◆ Records to use:
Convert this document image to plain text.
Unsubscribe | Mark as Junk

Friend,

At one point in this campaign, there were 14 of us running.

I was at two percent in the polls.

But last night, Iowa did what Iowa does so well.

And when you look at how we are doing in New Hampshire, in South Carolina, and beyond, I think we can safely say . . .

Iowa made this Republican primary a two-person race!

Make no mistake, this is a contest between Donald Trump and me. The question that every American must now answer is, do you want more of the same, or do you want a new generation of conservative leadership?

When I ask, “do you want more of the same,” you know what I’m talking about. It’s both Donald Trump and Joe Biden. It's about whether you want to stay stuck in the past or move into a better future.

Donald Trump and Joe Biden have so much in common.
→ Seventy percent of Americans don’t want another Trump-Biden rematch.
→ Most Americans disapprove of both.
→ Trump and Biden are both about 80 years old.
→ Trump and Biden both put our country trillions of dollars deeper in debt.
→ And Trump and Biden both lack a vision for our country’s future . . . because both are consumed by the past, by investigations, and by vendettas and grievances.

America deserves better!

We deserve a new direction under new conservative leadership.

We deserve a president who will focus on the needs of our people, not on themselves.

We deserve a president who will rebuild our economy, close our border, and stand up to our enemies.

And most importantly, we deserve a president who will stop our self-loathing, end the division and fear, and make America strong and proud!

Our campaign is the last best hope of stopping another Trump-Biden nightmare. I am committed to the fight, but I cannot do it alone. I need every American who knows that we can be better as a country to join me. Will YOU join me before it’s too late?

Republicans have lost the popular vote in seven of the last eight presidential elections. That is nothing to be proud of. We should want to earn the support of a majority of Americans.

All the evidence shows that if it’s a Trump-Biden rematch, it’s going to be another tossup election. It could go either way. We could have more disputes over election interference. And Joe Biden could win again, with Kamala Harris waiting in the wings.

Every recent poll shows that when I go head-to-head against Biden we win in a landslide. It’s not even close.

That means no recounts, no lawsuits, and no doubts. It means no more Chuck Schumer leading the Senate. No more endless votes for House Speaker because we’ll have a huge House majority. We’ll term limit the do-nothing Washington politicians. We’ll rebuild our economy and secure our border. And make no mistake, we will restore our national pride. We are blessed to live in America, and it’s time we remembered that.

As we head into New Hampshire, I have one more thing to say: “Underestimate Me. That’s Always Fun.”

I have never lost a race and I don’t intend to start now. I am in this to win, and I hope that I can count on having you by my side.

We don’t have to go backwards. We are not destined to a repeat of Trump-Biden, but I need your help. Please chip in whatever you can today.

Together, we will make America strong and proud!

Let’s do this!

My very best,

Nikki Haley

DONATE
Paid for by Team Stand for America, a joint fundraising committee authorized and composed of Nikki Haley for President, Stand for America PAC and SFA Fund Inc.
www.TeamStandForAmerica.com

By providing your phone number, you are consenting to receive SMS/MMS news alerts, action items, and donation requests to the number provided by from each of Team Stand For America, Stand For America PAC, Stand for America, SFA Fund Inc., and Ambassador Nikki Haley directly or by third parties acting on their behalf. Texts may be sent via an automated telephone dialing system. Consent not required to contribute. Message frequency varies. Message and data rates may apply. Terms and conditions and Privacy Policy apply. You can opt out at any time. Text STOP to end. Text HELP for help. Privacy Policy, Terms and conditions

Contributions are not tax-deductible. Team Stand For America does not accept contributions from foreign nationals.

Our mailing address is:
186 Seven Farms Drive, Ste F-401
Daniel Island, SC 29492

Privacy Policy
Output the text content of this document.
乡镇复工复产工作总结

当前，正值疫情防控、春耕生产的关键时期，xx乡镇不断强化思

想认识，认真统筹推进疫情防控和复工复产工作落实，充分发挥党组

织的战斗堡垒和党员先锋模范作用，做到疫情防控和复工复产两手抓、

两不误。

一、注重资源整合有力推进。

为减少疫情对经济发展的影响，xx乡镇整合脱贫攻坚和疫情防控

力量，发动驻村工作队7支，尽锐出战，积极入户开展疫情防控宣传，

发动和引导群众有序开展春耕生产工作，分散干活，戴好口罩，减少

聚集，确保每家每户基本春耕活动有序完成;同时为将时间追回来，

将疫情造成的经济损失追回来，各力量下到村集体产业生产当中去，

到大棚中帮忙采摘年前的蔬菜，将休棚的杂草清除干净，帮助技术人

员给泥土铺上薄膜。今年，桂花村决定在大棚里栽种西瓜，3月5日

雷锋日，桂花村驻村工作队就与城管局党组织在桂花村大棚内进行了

◆ The task: Return every entry exactly as given.

◆ Response to the exercise:
Convert this document image to plain text.
Unsubscribe | Mark as Junk

Friend,

At one point in this campaign, there were 14 of us running.

I was at two percent in the polls.

But last night, Iowa did what Iowa does so well.

And when you look at how we are doing in New Hampshire, in South Carolina, and beyond, I think we can safely say . . .

Iowa made this Republican primary a two-person race!

Make no mistake, this is a contest between Donald Trump and me. The question that every American must now answer is, do you want more of the same, or do you want a new generation of conservative leadership?

When I ask, “do you want more of the same,” you know what I’m talking about. It’s both Donald Trump and Joe Biden. It's about whether you want to stay stuck in the past or move into a better future.

Donald Trump and Joe Biden have so much in common.
→ Seventy percent of Americans don’t want another Trump-Biden rematch.
→ Most Americans disapprove of both.
→ Trump and Biden are both about 80 years old.
→ Trump and Biden both put our country trillions of dollars deeper in debt.
→ And Trump and Biden both lack a vision for our country’s future . . . because both are consumed by the past, by investigations, and by vendettas and grievances.

America deserves better!

We deserve a new direction under new conservative leadership.

We deserve a president who will focus on the needs of our people, not on themselves.

We deserve a president who will rebuild our economy, close our border, and stand up to our enemies.

And most importantly, we deserve a president who will stop our self-loathing, end the division and fear, and make America strong and proud!

Our campaign is the last best hope of stopping another Trump-Biden nightmare. I am committed to the fight, but I cannot do it alone. I need every American who knows that we can be better as a country to join me. Will YOU join me before it’s too late?

Republicans have lost the popular vote in seven of the last eight presidential elections. That is nothing to be proud of. We should want to earn the support of a majority of Americans.

All the evidence shows that if it’s a Trump-Biden rematch, it’s going to be another tossup election. It could go either way. We could have more disputes over election interference. And Joe Biden could win again, with Kamala Harris waiting in the wings.

Every recent poll shows that when I go head-to-head against Biden we win in a landslide. It’s not even close.

That means no recounts, no lawsuits, and no doubts. It means no more Chuck Schumer leading the Senate. No more endless votes for House Speaker because we’ll have a huge House majority. We’ll term limit the do-nothing Washington politicians. We’ll rebuild our economy and secure our border. And make no mistake, we will restore our national pride. We are blessed to live in America, and it’s time we remembered that.

As we head into New Hampshire, I have one more thing to say: “Underestimate Me. That’s Always Fun.”

I have never lost a race and I don’t intend to start now. I am in this to win, and I hope that I can count on having you by my side.

We don’t have to go backwards. We are not destined to a repeat of Trump-Biden, but I need your help. Please chip in whatever you can today.

Together, we will make America strong and proud!

Let’s do this!

My very best,

Nikki Haley

DONATE
Paid for by Team Stand for America, a joint fundraising committee authorized and composed of Nikki Haley for President, Stand for America PAC and SFA Fund Inc.
www.TeamStandForAmerica.com

By providing your phone number, you are consenting to receive SMS/MMS news alerts, action items, and donation requests to the number provided by from each of Team Stand For America, Stand For America PAC, Stand for America, SFA Fund Inc., and Ambassador Nikki Haley directly or by third parties acting on their behalf. Texts may be sent via an automated telephone dialing system. Consent not required to contribute. Message frequency varies. Message and data rates may apply. Terms and conditions and Privacy Policy apply. You can opt out at any time. Text STOP to end. Text HELP for help. Privacy Policy, Terms and conditions

Contributions are not tax-deductible. Team Stand For America does not accept contributions from foreign nationals.

Our mailing address is:
186 Seven Farms Drive, Ste F-401
Daniel Island, SC 29492

Privacy Policy
Output the text content of this document.
乡镇复工复产工作总结

当前，正值疫情防控、春耕生产的关键时期，xx乡镇不断强化思

想认识，认真统筹推进疫情防控和复工复产工作落实，充分发挥党组

织的战斗堡垒和党员先锋模范作用，做到疫情防控和复工复产两手抓、

两不误。

一、注重资源整合有力推进。

为减少疫情对经济发展的影响，xx乡镇整合脱贫攻坚和疫情防控

力量，发动驻村工作队7支，尽锐出战，积极入户开展疫情防控宣传，

发动和引导群众有序开展春耕生产工作，分散干活，戴好口罩，减少

聚集，确保每家每户基本春耕活动有序完成;同时为将时间追回来，

将疫情造成的经济损失追回来，各力量下到村集体产业生产当中去，

到大棚中帮忙采摘年前的蔬菜，将休棚的杂草清除干净，帮助技术人

员给泥土铺上薄膜。今年，桂花村决定在大棚里栽种西瓜，3月5日

雷锋日，桂花村驻村工作队就与城管局党组织在桂花村大棚内进行了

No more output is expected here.